[start of Input material]

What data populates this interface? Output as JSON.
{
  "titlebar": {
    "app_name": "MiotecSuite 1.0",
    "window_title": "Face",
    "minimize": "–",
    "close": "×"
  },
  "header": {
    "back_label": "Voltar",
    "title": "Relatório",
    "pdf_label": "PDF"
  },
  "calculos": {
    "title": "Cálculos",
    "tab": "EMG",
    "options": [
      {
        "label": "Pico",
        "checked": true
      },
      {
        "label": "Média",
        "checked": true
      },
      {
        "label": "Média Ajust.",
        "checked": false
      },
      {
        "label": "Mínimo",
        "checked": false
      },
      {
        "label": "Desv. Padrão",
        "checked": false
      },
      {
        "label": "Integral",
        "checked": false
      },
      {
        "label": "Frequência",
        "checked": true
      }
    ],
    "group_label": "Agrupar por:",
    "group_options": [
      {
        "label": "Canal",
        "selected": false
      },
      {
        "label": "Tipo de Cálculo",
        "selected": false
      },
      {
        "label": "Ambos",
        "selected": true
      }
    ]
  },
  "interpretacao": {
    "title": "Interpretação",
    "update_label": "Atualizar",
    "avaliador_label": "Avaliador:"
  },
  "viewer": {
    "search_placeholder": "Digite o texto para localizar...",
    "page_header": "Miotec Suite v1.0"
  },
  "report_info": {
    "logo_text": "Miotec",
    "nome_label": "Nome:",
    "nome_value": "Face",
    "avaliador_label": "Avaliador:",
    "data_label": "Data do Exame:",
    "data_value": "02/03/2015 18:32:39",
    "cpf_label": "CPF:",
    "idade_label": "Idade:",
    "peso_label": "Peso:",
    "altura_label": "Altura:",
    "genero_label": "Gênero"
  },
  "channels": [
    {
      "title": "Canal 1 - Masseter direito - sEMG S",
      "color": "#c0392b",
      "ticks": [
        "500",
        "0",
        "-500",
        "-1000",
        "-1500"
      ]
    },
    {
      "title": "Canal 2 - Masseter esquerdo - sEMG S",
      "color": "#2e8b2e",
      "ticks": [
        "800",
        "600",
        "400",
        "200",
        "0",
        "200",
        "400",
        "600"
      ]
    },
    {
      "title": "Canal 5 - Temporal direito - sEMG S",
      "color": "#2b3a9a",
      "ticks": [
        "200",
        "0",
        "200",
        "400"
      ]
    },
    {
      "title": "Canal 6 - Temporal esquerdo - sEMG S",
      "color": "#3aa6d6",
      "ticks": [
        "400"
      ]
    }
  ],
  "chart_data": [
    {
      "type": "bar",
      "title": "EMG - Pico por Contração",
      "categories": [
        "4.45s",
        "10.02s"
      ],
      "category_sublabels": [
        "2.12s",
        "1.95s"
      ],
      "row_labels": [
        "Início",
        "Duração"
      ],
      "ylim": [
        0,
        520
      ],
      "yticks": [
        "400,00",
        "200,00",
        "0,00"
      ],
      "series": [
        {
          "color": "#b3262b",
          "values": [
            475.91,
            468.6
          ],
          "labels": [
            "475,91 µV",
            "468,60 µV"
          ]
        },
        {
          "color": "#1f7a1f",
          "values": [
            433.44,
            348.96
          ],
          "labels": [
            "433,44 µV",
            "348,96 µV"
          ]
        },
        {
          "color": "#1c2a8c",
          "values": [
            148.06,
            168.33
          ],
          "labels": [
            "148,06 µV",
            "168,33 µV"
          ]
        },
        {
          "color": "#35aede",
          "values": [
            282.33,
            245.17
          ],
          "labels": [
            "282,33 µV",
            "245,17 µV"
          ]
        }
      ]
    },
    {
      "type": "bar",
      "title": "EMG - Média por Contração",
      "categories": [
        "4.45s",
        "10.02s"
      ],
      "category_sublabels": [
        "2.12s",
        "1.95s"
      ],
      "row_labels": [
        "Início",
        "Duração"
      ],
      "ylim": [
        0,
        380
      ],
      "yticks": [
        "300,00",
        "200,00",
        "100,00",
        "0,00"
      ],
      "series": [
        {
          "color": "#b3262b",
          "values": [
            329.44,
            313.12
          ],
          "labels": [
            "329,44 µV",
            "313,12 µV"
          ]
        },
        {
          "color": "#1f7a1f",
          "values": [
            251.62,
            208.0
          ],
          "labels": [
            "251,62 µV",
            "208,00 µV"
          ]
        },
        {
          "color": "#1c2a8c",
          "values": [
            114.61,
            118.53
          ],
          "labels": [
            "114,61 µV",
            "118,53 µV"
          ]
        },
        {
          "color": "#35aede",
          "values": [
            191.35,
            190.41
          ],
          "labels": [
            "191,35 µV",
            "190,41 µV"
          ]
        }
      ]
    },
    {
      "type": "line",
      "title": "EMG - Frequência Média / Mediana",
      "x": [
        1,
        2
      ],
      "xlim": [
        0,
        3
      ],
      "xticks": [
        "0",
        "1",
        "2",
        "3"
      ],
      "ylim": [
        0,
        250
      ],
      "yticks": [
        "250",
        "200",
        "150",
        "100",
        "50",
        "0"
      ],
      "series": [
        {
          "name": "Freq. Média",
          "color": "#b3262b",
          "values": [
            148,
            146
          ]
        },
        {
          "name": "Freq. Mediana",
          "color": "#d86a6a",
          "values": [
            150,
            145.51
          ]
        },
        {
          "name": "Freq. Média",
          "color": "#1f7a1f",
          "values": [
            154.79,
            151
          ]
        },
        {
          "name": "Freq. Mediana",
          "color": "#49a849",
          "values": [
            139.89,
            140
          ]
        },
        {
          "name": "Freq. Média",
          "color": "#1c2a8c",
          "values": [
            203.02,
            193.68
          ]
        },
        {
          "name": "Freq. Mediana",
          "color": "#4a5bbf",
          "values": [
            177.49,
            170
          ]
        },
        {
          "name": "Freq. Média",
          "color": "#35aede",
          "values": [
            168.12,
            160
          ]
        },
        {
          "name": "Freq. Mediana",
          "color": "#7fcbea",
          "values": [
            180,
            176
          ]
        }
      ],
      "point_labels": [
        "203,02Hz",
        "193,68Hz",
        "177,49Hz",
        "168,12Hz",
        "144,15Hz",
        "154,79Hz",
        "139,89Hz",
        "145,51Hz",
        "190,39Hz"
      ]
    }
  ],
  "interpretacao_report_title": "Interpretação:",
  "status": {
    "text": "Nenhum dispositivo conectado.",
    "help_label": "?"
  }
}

[end of Input material]

=== Task to carry out ===
Output every entry shown above, exactly.

=== Result ===
What data populates this interface? Output as JSON.
{
  "titlebar": {
    "app_name": "MiotecSuite 1.0",
    "window_title": "Face",
    "minimize": "–",
    "close": "×"
  },
  "header": {
    "back_label": "Voltar",
    "title": "Relatório",
    "pdf_label": "PDF"
  },
  "calculos": {
    "title": "Cálculos",
    "tab": "EMG",
    "options": [
      {
        "label": "Pico",
        "checked": true
      },
      {
        "label": "Média",
        "checked": true
      },
      {
        "label": "Média Ajust.",
        "checked": false
      },
      {
        "label": "Mínimo",
        "checked": false
      },
      {
        "label": "Desv. Padrão",
        "checked": false
      },
      {
        "label": "Integral",
        "checked": false
      },
      {
        "label": "Frequência",
        "checked": true
      }
    ],
    "group_label": "Agrupar por:",
    "group_options": [
      {
        "label": "Canal",
        "selected": false
      },
      {
        "label": "Tipo de Cálculo",
        "selected": false
      },
      {
        "label": "Ambos",
        "selected": true
      }
    ]
  },
  "interpretacao": {
    "title": "Interpretação",
    "update_label": "Atualizar",
    "avaliador_label": "Avaliador:"
  },
  "viewer": {
    "search_placeholder": "Digite o texto para localizar...",
    "page_header": "Miotec Suite v1.0"
  },
  "report_info": {
    "logo_text": "Miotec",
    "nome_label": "Nome:",
    "nome_value": "Face",
    "avaliador_label": "Avaliador:",
    "data_label": "Data do Exame:",
    "data_value": "02/03/2015 18:32:39",
    "cpf_label": "CPF:",
    "idade_label": "Idade:",
    "peso_label": "Peso:",
    "altura_label": "Altura:",
    "genero_label": "Gênero"
  },
  "channels": [
    {
      "title": "Canal 1 - Masseter direito - sEMG S",
      "color": "#c0392b",
      "ticks": [
        "500",
        "0",
        "-500",
        "-1000",
        "-1500"
      ]
    },
    {
      "title": "Canal 2 - Masseter esquerdo - sEMG S",
      "color": "#2e8b2e",
      "ticks": [
        "800",
        "600",
        "400",
        "200",
        "0",
        "200",
        "400",
        "600"
      ]
    },
    {
      "title": "Canal 5 - Temporal direito - sEMG S",
      "color": "#2b3a9a",
      "ticks": [
        "200",
        "0",
        "200",
        "400"
      ]
    },
    {
      "title": "Canal 6 - Temporal esquerdo - sEMG S",
      "color": "#3aa6d6",
      "ticks": [
        "400"
      ]
    }
  ],
  "chart_data": [
    {
      "type": "bar",
      "title": "EMG - Pico por Contração",
      "categories": [
        "4.45s",
        "10.02s"
      ],
      "category_sublabels": [
        "2.12s",
        "1.95s"
      ],
      "row_labels": [
        "Início",
        "Duração"
      ],
      "ylim": [
        0,
        520
      ],
      "yticks": [
        "400,00",
        "200,00",
        "0,00"
      ],
      "series": [
        {
          "color": "#b3262b",
          "values": [
            475.91,
            468.6
          ],
          "labels": [
            "475,91 µV",
            "468,60 µV"
          ]
        },
        {
          "color": "#1f7a1f",
          "values": [
            433.44,
            348.96
          ],
          "labels": [
            "433,44 µV",
            "348,96 µV"
          ]
        },
        {
          "color": "#1c2a8c",
          "values": [
            148.06,
            168.33
          ],
          "labels": [
            "148,06 µV",
            "168,33 µV"
          ]
        },
        {
          "color": "#35aede",
          "values": [
            282.33,
            245.17
          ],
          "labels": [
            "282,33 µV",
            "245,17 µV"
          ]
        }
      ]
    },
    {
      "type": "bar",
      "title": "EMG - Média por Contração",
      "categories": [
        "4.45s",
        "10.02s"
      ],
      "category_sublabels": [
        "2.12s",
        "1.95s"
      ],
      "row_labels": [
        "Início",
        "Duração"
      ],
      "ylim": [
        0,
        380
      ],
      "yticks": [
        "300,00",
        "200,00",
        "100,00",
        "0,00"
      ],
      "series": [
        {
          "color": "#b3262b",
          "values": [
            329.44,
            313.12
          ],
          "labels": [
            "329,44 µV",
            "313,12 µV"
          ]
        },
        {
          "color": "#1f7a1f",
          "values": [
            251.62,
            208.0
          ],
          "labels": [
            "251,62 µV",
            "208,00 µV"
          ]
        },
        {
          "color": "#1c2a8c",
          "values": [
            114.61,
            118.53
          ],
          "labels": [
            "114,61 µV",
            "118,53 µV"
          ]
        },
        {
          "color": "#35aede",
          "values": [
            191.35,
            190.41
          ],
          "labels": [
            "191,35 µV",
            "190,41 µV"
          ]
        }
      ]
    },
    {
      "type": "line",
      "title": "EMG - Frequência Média / Mediana",
      "x": [
        1,
        2
      ],
      "xlim": [
        0,
        3
      ],
      "xticks": [
        "0",
        "1",
        "2",
        "3"
      ],
      "ylim": [
        0,
        250
      ],
      "yticks": [
        "250",
        "200",
        "150",
        "100",
        "50",
        "0"
      ],
      "series": [
        {
          "name": "Freq. Média",
          "color": "#b3262b",
          "values": [
            148,
            146
          ]
        },
        {
          "name": "Freq. Mediana",
          "color": "#d86a6a",
          "values": [
            150,
            145.51
          ]
        },
        {
          "name": "Freq. Média",
          "color": "#1f7a1f",
          "values": [
            154.79,
            151
          ]
        },
        {
          "name": "Freq. Mediana",
          "color": "#49a849",
          "values": [
            139.89,
            140
          ]
        },
        {
          "name": "Freq. Média",
          "color": "#1c2a8c",
          "values": [
            203.02,
            193.68
          ]
        },
        {
          "name": "Freq. Mediana",
          "color": "#4a5bbf",
          "values": [
            177.49,
            170
          ]
        },
        {
          "name": "Freq. Média",
          "color": "#35aede",
          "values": [
            168.12,
            160
          ]
        },
        {
          "name": "Freq. Mediana",
          "color": "#7fcbea",
          "values": [
            180,
            176
          ]
        }
      ],
      "point_labels": [
        "203,02Hz",
        "193,68Hz",
        "177,49Hz",
        "168,12Hz",
        "144,15Hz",
        "154,79Hz",
        "139,89Hz",
        "145,51Hz",
        "190,39Hz"
      ]
    }
  ],
  "interpretacao_report_title": "Interpretação:",
  "status": {
    "text": "Nenhum dispositivo conectado.",
    "help_label": "?"
  }
}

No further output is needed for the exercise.